▶ _Text shown_
╭──

Chapter 9 Lazy Evaluation and Lazy Queries

This chapter:

Reviews lazy loading, lazy evaluation and lazy query execution

Demonstrates how dplyr code gets executed (and how R determines what is translated to SQL and what is processed locally by R)

Offers some further resources on lazy loading, evaluation, execution, etc.

9.1 Setup

The following packages are used in this chapter:

library(tidyverse)
library(DBI)
library(RPostgres)
library(dbplyr)
require(knitr)
library(bookdown)
library(sqlpetr)
library(connections)
sleep_default <- 3

Start your adventureworks container:

sqlpetr::sp_docker_start("adventureworks")
Sys.sleep(sleep_default)

Connect to the database:

# con <- connection_open(  # use in an interactive session
con <- dbConnect(          # use in other settings
  RPostgres::Postgres(),
  # without the previous and next lines, some functions fail with bigint data 
  #   so change int64 to integer
      bigint = "integer",  
  user = Sys.getenv("DEFAULT_POSTGRES_USER_NAME"),
  password = Sys.getenv("DEFAULT_POSTGRES_PASSWORD"),
  dbname = "adventureworks",
  host = "localhost",
  port = 5432)

9.2 R is lazy and comes with guardrails

By design, R is both a language and an interactive development environment (IDE). As a language, R tries to be as efficient as possible. As an IDE, R creates some guardrails to make it easy and safe to work with your data. For example getOption("max.print") prevents R from printing more rows of data than you want to handle in an interactive session, with a default of 99999 lines, which may or may not suit you.

On the other hand SQL is a “Structured Query Language (SQL): a standard computer language for relational database management and data manipulation.”.¹ SQL has various database-specific Interactive Development Environments (IDEs), such as pgAdmin for PostgreSQL. Roger Peng explains in R Programming for Data Science that:

R has maintained the original S philosophy, which is that it provides a language that is both useful for interactive work, but contains a powerful programming language for developing new tools.

This is complicated when R interacts with SQL. In a vignette for dbplyr Hadley Wickham explains:

The most important difference between ordinary data frames and remote database queries is that your R code is translated into SQL and executed in the database on the remote server, not in R on your local machine. When working with databases, dplyr tries to be as lazy as possible:

It never pulls data into R unless you explicitly ask for it.

It delays doing any work until the last possible moment: it collects together everything you want to do and then sends it to the database in one step.

Exactly when, which, and how much data is returned from the dbms is the topic of this chapter. Exactly how the data is represented in the dbms and then translated to a data frame is discussed in the DBI specification.

Eventually, if you are interacting with a dbms from R you will need to understand the differences between lazy loading, lazy evaluation, and lazy queries.

9.2.1 Lazy loading

“Lazy loading is always used for code in packages but is optional (selected by the package maintainer) for datasets in packages.”² Lazy loading means that the code for a particular function doesn’t actually get loaded into memory until the last minute – when it’s actually being used.

╰──

Element and coordinate rows
╭──

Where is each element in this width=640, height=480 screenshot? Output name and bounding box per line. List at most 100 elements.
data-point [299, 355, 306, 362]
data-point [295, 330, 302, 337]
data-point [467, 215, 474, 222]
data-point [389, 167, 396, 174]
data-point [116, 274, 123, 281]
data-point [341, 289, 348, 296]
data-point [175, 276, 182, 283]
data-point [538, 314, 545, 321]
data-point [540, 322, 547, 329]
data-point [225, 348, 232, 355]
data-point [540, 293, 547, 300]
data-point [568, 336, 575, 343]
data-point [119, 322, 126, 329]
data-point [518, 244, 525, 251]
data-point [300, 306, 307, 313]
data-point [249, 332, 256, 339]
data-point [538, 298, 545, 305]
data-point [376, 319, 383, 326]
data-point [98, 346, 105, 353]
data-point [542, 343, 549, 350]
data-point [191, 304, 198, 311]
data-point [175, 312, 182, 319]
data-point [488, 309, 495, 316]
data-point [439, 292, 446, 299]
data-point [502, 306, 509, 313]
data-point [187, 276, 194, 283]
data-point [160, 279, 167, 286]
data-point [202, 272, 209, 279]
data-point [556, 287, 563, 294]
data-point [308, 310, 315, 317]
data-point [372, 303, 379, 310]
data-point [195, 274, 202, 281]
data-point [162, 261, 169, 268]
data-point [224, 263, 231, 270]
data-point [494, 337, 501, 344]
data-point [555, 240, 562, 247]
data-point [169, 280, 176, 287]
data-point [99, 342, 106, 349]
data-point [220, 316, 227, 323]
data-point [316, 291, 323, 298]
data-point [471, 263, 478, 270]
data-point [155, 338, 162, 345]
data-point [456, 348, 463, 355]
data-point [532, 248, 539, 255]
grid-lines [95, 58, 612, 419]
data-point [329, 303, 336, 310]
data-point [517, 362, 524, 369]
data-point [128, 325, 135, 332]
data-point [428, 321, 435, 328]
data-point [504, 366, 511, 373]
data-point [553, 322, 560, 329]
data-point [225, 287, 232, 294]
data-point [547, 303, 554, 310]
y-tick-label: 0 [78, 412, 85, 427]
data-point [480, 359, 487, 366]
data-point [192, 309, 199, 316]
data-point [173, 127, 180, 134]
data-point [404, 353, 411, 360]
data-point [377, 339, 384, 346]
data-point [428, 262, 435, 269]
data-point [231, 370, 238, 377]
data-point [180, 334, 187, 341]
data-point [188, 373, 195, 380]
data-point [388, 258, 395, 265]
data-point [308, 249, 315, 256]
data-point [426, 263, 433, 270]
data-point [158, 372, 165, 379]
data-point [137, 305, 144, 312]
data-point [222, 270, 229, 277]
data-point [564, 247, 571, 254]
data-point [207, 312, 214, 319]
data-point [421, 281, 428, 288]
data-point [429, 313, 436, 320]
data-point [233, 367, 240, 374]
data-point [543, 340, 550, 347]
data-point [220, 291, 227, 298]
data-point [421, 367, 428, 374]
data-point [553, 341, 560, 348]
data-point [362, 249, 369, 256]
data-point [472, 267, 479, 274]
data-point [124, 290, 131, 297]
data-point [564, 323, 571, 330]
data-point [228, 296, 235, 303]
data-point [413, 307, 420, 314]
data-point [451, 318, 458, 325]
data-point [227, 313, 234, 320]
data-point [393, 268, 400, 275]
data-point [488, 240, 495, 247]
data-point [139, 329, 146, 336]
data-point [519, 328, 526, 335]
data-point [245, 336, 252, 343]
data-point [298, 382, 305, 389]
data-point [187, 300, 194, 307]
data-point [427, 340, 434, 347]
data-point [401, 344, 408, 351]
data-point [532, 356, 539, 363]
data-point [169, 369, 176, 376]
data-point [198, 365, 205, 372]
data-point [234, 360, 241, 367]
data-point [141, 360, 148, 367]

╰──

▶ _Written instruction_
Answer these questions from the chapter on lazy evaluation and lazy queries:
1. What is the default value of getOption("max.print") given in the chapter?
2. Which IDE does the chapter name as an example for PostgreSQL?
3. What port number is used in the database connection code?

▶ _Expected answer_
1. 99999 lines
2. pgAdmin
3. 5432